### Written request:
Present every line in which the string "Management" appears.

Collected data:

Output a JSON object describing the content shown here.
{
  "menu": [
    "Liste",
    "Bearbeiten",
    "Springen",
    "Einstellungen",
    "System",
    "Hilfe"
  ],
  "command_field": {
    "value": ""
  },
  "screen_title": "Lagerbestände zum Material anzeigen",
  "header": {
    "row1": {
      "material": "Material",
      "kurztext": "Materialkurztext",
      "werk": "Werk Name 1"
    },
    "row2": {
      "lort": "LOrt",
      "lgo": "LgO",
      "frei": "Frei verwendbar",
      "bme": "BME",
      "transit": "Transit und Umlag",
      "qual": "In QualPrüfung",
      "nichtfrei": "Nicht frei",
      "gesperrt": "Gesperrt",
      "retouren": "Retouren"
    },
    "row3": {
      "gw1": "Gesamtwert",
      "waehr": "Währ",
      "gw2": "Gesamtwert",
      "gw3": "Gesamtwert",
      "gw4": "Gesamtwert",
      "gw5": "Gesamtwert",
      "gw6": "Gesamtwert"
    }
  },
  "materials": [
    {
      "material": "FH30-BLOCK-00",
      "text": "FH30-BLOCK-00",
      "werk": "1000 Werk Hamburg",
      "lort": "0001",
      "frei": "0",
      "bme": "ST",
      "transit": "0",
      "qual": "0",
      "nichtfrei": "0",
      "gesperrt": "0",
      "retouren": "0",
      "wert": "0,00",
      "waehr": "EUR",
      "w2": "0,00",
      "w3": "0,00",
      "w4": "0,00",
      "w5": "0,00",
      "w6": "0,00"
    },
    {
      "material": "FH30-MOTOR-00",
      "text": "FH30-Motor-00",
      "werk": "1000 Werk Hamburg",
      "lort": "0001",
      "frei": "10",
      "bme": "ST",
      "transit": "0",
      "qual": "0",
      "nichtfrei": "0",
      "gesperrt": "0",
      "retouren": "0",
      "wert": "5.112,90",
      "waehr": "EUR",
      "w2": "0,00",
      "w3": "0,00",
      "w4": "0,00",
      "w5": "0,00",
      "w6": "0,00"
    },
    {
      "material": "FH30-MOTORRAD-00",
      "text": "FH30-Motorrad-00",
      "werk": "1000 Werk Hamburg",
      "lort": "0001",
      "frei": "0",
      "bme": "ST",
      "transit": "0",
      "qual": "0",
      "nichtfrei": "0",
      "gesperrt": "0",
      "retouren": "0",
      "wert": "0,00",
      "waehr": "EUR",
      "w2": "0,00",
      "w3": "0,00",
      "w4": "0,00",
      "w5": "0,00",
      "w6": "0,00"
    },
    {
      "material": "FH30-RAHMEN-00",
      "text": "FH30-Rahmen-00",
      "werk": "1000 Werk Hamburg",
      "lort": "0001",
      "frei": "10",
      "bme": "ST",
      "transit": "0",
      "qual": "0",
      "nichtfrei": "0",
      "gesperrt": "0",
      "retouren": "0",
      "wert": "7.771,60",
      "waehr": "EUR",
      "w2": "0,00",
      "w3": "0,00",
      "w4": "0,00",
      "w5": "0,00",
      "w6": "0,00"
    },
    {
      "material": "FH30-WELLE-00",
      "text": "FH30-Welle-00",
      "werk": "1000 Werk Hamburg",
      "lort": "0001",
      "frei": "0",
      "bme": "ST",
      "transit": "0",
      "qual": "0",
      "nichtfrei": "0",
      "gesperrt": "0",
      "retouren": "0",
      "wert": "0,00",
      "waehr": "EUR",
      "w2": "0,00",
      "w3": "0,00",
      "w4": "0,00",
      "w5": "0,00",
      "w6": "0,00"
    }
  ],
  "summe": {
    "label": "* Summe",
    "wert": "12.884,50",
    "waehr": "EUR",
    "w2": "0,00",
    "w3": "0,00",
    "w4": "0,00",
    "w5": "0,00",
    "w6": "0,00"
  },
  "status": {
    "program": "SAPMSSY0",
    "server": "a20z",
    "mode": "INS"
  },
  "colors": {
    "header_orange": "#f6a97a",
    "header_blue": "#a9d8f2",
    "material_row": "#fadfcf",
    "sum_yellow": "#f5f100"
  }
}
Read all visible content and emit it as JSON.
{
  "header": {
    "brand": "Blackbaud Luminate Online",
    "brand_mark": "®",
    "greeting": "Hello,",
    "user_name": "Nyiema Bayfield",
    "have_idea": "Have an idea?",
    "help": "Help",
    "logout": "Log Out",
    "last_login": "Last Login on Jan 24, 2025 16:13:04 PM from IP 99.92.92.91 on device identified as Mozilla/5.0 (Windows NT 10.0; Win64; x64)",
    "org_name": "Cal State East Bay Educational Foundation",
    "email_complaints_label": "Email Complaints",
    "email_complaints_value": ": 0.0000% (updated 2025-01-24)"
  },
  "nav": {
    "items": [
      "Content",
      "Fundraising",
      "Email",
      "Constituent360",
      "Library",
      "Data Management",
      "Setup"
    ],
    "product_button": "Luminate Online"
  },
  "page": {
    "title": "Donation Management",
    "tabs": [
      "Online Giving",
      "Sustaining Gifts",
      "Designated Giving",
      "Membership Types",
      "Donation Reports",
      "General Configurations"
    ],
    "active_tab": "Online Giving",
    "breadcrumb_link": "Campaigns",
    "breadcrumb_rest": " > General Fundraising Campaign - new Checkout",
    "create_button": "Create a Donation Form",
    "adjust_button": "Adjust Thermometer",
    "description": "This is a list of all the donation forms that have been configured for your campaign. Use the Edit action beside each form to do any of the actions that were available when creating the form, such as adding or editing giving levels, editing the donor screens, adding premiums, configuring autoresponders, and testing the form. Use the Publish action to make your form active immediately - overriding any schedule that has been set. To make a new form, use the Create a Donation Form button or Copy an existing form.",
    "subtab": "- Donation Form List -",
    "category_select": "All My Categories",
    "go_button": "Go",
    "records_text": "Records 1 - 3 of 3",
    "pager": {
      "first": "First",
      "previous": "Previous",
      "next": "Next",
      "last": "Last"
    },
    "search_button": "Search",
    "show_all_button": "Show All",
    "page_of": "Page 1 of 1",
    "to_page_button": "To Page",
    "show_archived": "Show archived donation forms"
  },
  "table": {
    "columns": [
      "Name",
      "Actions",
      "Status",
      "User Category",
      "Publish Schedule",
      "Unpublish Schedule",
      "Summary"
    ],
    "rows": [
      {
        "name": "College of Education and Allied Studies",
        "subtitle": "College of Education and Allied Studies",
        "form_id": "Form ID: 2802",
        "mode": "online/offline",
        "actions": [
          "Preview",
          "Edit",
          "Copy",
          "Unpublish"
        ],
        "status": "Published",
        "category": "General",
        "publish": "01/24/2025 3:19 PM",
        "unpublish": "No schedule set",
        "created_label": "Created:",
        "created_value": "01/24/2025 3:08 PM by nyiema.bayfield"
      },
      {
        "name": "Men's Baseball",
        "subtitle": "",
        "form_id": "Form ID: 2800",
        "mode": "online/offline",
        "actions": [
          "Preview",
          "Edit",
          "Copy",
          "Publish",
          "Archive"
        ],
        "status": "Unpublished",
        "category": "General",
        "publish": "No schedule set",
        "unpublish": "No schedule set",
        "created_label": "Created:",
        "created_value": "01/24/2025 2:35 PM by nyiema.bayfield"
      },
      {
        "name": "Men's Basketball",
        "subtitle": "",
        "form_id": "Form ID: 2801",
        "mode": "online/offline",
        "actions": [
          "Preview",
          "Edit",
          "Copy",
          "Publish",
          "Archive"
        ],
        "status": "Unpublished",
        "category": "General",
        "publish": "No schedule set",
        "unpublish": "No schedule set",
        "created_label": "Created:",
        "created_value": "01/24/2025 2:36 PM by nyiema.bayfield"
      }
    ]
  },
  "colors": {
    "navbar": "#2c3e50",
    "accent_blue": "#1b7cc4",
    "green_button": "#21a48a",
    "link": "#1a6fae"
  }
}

### Answer for this exercise:
      "Data Management",
    "title": "Donation Management",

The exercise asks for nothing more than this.